(Entries from a dataset)
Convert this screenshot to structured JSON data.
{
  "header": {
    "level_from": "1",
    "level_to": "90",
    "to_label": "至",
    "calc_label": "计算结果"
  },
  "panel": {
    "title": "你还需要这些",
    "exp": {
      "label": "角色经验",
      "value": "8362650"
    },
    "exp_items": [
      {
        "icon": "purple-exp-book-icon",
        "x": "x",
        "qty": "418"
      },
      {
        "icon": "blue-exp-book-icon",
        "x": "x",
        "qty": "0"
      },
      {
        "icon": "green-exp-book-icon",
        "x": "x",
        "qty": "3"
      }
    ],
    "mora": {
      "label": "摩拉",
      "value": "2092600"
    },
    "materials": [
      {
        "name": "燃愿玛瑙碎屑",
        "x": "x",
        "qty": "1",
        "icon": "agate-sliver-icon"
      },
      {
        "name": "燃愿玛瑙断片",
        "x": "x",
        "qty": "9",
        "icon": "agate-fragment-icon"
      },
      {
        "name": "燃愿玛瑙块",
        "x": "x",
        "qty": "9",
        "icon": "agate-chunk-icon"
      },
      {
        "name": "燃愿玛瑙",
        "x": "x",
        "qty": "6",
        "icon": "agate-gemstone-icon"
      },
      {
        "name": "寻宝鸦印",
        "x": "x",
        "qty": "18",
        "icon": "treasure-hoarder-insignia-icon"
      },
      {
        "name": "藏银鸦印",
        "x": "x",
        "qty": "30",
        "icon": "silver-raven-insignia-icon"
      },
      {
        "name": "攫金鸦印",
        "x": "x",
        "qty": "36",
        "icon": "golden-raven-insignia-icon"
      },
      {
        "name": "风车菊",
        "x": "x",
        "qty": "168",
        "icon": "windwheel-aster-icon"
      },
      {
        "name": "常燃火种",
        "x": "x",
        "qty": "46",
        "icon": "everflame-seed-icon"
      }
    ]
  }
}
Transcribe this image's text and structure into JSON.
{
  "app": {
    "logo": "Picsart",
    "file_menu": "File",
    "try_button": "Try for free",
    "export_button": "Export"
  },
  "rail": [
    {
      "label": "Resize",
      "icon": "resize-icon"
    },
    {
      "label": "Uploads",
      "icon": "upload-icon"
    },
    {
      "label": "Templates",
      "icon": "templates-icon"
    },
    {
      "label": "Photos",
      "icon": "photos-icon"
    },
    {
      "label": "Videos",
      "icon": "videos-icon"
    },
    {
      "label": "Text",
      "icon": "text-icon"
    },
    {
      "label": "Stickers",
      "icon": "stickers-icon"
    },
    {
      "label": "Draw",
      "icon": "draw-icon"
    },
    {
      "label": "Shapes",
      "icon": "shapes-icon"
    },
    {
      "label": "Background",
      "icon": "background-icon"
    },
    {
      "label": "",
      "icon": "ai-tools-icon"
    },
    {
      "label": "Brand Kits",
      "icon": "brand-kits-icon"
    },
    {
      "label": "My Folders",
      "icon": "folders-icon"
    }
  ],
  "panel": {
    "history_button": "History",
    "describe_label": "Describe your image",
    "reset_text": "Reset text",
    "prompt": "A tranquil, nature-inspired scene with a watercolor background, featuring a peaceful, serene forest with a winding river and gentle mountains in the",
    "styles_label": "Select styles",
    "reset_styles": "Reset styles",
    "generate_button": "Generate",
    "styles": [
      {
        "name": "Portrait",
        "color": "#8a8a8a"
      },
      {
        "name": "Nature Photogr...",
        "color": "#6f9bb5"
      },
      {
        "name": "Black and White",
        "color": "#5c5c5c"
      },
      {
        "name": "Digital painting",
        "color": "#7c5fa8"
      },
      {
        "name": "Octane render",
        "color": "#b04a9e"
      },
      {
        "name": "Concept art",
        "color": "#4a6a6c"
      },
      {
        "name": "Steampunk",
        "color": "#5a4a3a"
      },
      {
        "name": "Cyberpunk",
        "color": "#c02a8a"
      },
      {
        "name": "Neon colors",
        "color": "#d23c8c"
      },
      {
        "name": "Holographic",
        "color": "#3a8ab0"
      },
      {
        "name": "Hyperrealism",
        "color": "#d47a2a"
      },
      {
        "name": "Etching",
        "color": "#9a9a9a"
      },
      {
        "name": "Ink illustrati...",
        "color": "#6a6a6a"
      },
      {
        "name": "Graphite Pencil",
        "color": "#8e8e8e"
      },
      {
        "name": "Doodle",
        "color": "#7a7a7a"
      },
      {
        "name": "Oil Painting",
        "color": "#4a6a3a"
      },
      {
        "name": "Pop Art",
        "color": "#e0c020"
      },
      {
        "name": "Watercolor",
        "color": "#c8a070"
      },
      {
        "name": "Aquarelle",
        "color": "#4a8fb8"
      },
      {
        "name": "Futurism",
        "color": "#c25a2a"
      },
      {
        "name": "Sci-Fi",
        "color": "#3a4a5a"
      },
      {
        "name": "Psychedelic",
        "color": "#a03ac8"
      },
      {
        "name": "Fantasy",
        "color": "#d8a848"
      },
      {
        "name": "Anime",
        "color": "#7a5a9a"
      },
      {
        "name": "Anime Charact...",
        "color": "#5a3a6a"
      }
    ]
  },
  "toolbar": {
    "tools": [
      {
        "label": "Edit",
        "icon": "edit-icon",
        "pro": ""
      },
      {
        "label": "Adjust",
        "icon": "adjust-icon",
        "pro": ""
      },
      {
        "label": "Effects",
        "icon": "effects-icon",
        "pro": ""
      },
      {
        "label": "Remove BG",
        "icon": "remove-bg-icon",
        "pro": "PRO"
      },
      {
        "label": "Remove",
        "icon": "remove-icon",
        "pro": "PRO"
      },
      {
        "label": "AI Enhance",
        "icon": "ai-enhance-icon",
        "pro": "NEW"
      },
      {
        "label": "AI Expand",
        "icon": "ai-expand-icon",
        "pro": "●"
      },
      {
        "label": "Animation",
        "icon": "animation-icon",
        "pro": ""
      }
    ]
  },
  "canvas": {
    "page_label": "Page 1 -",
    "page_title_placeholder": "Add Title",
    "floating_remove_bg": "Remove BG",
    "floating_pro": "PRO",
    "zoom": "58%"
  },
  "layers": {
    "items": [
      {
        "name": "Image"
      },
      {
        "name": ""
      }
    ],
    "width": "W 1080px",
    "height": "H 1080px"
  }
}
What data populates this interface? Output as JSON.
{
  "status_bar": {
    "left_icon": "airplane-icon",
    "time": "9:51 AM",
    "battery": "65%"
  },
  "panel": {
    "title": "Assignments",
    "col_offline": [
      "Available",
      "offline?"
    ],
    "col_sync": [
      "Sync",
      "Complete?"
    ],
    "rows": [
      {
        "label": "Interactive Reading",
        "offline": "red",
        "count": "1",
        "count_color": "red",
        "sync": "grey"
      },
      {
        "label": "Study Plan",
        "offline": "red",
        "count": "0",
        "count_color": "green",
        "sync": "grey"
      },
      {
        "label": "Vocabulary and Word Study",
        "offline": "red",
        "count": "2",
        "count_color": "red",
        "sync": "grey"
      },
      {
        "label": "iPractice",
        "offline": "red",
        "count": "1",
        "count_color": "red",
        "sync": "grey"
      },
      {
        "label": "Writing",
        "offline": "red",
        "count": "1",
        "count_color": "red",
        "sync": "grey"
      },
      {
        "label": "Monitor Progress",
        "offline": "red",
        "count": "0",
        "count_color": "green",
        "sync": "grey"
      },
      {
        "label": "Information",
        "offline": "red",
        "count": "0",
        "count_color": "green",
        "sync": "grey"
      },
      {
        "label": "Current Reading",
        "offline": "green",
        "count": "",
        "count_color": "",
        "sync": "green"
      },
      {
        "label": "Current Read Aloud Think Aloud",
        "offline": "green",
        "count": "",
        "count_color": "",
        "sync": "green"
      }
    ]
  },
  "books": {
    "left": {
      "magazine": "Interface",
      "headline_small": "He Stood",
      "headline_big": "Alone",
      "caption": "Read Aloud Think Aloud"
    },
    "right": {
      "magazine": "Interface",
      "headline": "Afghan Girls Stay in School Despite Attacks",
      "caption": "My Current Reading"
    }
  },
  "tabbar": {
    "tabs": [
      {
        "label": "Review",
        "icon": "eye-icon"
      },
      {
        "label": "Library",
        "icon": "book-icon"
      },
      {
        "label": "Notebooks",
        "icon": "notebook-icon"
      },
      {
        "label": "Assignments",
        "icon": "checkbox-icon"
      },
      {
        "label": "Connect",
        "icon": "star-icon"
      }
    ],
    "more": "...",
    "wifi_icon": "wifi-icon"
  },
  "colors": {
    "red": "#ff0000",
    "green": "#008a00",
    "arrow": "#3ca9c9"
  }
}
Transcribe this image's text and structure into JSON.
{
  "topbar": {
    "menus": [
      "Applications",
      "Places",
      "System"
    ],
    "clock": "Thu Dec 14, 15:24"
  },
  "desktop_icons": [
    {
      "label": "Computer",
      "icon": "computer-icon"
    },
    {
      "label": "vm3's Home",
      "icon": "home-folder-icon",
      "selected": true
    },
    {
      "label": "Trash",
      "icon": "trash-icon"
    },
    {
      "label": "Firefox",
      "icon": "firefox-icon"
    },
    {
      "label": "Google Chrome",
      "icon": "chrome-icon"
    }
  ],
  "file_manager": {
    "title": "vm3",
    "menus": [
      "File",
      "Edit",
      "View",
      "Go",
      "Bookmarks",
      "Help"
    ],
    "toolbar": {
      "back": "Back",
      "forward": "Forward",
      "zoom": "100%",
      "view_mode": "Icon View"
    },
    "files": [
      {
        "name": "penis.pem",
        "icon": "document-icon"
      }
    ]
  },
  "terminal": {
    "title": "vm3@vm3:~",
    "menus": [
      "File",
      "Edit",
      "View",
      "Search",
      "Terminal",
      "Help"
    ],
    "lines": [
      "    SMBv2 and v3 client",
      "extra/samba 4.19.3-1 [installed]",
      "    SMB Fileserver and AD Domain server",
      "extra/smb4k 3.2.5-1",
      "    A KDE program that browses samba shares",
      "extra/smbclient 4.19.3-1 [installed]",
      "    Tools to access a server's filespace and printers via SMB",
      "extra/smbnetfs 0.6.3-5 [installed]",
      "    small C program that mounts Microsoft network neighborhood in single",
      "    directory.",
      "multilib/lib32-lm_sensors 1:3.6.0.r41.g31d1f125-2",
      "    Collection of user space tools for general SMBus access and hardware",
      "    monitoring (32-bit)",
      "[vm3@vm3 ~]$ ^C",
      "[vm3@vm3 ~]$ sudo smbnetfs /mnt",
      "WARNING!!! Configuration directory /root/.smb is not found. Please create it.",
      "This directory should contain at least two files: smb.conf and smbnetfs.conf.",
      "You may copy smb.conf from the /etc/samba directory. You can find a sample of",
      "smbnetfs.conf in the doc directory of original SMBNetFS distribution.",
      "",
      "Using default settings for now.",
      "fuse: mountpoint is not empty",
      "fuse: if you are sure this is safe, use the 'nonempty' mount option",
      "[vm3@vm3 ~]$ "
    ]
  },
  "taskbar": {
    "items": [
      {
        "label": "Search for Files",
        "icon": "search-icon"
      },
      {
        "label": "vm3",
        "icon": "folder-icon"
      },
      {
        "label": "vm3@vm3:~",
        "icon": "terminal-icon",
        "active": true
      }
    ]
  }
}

Short task =
Within the listing above, copy each line that has the string "Current".

Exercise response =
        "label": "Current Reading",
        "label": "Current Read Aloud Think Aloud",
      "caption": "My Current Reading"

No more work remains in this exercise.